(Items from a dataset)

• • • • • • •

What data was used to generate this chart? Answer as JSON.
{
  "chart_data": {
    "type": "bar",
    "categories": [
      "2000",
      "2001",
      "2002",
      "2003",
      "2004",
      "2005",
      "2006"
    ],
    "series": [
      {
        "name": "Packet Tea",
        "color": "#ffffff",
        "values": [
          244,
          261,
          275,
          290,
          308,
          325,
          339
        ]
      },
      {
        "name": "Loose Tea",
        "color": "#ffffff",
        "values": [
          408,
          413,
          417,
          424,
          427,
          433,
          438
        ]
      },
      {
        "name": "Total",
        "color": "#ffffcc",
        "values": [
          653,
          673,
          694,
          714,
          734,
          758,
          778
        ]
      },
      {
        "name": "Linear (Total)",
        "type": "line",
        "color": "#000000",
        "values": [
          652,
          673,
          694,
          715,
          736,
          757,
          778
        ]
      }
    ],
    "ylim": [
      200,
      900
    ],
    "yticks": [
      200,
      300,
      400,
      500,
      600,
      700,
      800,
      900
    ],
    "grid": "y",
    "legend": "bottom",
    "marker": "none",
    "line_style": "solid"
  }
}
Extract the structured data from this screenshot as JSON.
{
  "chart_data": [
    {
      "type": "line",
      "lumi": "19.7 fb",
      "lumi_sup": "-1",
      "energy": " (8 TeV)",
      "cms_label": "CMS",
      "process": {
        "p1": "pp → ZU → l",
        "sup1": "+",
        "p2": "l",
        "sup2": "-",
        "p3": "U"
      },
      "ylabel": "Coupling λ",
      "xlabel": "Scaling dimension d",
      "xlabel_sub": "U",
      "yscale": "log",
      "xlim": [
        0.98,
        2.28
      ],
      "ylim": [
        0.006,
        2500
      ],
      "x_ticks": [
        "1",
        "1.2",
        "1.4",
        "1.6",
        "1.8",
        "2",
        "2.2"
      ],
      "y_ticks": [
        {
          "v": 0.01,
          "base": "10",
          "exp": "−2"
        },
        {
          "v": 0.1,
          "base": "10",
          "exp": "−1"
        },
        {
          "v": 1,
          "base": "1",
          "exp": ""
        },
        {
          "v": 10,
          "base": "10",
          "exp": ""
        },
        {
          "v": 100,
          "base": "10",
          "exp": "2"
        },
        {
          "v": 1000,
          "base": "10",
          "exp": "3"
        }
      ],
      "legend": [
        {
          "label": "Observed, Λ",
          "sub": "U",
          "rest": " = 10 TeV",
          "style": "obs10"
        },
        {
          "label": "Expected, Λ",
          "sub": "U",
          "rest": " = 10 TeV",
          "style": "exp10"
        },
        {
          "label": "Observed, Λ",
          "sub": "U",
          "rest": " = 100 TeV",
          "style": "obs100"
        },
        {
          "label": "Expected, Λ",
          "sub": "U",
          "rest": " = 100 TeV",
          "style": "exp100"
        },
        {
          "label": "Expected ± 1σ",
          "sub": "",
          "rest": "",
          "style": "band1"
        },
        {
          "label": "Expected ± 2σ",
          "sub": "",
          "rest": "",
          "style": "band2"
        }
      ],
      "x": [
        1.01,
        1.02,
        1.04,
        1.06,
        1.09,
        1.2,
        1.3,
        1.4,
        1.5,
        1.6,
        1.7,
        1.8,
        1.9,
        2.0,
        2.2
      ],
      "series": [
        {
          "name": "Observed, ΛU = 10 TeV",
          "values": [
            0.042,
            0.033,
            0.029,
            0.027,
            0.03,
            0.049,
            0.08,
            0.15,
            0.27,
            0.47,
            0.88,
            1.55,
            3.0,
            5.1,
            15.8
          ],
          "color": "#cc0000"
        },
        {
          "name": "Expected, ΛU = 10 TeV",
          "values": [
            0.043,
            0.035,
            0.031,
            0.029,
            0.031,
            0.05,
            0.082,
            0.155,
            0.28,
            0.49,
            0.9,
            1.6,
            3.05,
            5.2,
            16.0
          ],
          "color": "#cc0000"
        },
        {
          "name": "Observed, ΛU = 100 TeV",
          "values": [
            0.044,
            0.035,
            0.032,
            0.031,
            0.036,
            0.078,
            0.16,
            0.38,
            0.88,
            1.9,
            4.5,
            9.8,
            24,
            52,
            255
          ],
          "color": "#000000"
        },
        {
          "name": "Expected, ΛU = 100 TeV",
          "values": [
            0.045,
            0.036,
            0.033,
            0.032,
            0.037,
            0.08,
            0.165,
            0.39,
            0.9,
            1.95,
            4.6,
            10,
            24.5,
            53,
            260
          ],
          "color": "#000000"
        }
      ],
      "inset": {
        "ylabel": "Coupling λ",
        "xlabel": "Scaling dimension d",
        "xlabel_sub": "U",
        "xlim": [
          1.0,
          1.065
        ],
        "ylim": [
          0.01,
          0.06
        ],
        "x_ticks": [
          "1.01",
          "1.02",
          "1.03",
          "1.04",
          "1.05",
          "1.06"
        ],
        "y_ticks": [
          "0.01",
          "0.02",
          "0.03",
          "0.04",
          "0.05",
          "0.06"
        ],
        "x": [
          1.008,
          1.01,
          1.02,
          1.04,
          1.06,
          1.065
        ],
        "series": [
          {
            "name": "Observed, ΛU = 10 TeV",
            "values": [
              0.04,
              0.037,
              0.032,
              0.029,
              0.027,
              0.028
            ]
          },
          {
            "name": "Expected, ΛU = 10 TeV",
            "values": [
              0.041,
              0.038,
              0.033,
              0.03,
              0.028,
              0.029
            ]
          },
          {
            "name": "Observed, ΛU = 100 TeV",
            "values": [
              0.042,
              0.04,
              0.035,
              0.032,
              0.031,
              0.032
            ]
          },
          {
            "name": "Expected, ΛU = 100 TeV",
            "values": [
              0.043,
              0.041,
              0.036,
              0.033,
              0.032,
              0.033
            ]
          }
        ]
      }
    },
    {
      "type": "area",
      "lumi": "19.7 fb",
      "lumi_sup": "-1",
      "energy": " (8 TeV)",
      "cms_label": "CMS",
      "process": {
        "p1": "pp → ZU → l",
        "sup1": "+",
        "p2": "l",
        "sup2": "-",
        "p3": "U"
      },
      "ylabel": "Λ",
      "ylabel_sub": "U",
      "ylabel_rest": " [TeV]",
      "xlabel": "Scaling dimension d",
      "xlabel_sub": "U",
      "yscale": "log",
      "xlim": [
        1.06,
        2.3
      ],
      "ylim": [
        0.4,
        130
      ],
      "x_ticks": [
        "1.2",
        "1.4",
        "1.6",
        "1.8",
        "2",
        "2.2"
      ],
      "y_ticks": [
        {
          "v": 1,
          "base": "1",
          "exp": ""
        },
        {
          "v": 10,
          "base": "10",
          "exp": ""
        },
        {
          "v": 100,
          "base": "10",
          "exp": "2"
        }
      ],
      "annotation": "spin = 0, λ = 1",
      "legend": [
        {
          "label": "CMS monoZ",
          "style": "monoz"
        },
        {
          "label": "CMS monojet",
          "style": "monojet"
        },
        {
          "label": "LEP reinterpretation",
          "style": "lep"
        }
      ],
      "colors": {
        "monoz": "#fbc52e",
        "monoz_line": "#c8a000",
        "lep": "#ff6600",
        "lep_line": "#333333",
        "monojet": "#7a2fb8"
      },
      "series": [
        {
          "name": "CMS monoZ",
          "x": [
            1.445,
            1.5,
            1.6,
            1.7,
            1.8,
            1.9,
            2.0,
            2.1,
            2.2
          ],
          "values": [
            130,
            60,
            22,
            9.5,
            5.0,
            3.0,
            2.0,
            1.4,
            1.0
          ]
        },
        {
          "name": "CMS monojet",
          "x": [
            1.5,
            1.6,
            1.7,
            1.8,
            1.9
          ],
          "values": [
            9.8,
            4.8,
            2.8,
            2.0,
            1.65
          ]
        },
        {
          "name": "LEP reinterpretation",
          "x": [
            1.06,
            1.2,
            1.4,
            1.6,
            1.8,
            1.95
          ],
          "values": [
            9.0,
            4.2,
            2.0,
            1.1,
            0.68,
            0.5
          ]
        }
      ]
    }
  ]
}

• • • • • • •

• [WHAT TO PRODUCE]: Copy all the lines above that hold the string "JSON".

• [EXERCISE ANSWER]:
What data was used to generate this chart? Answer as JSON.
Extract the structured data from this screenshot as JSON.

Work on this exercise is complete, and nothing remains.